▶ _WORK TO COMPLETE_
Omit images. Retype all entries verbatim.

Records about charts and figures
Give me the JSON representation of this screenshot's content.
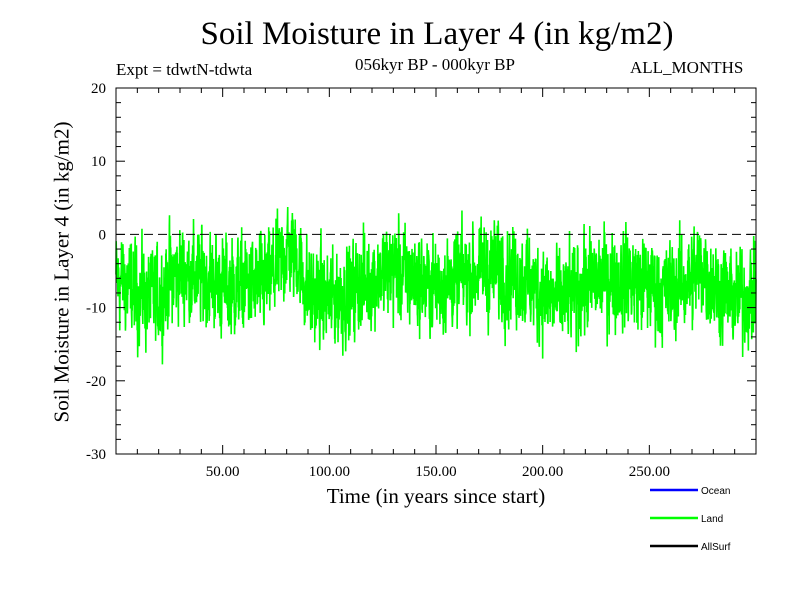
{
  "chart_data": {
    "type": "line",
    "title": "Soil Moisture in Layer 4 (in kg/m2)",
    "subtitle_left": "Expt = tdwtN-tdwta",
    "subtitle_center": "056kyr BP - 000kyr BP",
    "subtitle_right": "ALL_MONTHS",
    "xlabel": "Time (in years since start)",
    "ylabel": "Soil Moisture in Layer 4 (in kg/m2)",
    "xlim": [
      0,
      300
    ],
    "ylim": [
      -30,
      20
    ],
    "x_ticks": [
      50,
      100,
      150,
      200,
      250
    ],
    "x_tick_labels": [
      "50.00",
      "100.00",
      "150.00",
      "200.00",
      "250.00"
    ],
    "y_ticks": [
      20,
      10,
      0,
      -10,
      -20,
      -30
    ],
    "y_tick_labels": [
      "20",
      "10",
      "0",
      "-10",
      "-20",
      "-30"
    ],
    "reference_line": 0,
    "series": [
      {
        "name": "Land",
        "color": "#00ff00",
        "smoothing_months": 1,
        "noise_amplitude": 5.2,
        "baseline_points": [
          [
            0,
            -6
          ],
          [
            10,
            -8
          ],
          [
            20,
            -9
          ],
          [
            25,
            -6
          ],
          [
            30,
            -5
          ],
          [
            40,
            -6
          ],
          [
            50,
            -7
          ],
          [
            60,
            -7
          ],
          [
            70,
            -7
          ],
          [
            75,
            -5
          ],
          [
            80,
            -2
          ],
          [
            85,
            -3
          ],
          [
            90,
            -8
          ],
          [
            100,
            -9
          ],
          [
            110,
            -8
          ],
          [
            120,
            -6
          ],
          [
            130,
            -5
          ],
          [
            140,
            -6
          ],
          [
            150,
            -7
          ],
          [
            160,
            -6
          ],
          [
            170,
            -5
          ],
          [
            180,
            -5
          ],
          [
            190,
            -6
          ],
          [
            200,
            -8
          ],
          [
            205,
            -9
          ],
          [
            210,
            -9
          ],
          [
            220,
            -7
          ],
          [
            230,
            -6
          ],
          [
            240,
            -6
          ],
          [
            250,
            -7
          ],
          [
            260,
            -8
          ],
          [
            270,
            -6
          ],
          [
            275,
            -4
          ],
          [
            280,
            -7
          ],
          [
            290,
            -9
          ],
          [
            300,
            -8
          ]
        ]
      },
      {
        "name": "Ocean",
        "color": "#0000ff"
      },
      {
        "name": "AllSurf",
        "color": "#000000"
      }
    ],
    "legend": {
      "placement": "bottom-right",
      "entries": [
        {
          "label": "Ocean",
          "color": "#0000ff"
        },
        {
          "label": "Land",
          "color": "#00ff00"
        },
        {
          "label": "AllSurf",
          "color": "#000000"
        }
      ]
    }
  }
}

▶ _WRITTEN RESPONSE_
Give me the JSON representation of this screenshot's content.
{
  "chart_data": {
    "type": "line",
    "title": "Soil Moisture in Layer 4 (in kg/m2)",
    "subtitle_left": "Expt = tdwtN-tdwta",
    "subtitle_center": "056kyr BP - 000kyr BP",
    "subtitle_right": "ALL_MONTHS",
    "xlabel": "Time (in years since start)",
    "ylabel": "Soil Moisture in Layer 4 (in kg/m2)",
    "xlim": [
      0,
      300
    ],
    "ylim": [
      -30,
      20
    ],
    "x_ticks": [
      50,
      100,
      150,
      200,
      250
    ],
    "x_tick_labels": [
      "50.00",
      "100.00",
      "150.00",
      "200.00",
      "250.00"
    ],
    "y_ticks": [
      20,
      10,
      0,
      -10,
      -20,
      -30
    ],
    "y_tick_labels": [
      "20",
      "10",
      "0",
      "-10",
      "-20",
      "-30"
    ],
    "reference_line": 0,
    "series": [
      {
        "name": "Land",
        "color": "#00ff00",
        "smoothing_months": 1,
        "noise_amplitude": 5.2,
        "baseline_points": [
          [
            0,
            -6
          ],
          [
            10,
            -8
          ],
          [
            20,
            -9
          ],
          [
            25,
            -6
          ],
          [
            30,
            -5
          ],
          [
            40,
            -6
          ],
          [
            50,
            -7
          ],
          [
            60,
            -7
          ],
          [
            70,
            -7
          ],
          [
            75,
            -5
          ],
          [
            80,
            -2
          ],
          [
            85,
            -3
          ],
          [
            90,
            -8
          ],
          [
            100,
            -9
          ],
          [
            110,
            -8
          ],
          [
            120,
            -6
          ],
          [
            130,
            -5
          ],
          [
            140,
            -6
          ],
          [
            150,
            -7
          ],
          [
            160,
            -6
          ],
          [
            170,
            -5
          ],
          [
            180,
            -5
          ],
          [
            190,
            -6
          ],
          [
            200,
            -8
          ],
          [
            205,
            -9
          ],
          [
            210,
            -9
          ],
          [
            220,
            -7
          ],
          [
            230,
            -6
          ],
          [
            240,
            -6
          ],
          [
            250,
            -7
          ],
          [
            260,
            -8
          ],
          [
            270,
            -6
          ],
          [
            275,
            -4
          ],
          [
            280,
            -7
          ],
          [
            290,
            -9
          ],
          [
            300,
            -8
          ]
        ]
      },
      {
        "name": "Ocean",
        "color": "#0000ff"
      },
      {
        "name": "AllSurf",
        "color": "#000000"
      }
    ],
    "legend": {
      "placement": "bottom-right",
      "entries": [
        {
          "label": "Ocean",
          "color": "#0000ff"
        },
        {
          "label": "Land",
          "color": "#00ff00"
        },
        {
          "label": "AllSurf",
          "color": "#000000"
        }
      ]
    }
  }
}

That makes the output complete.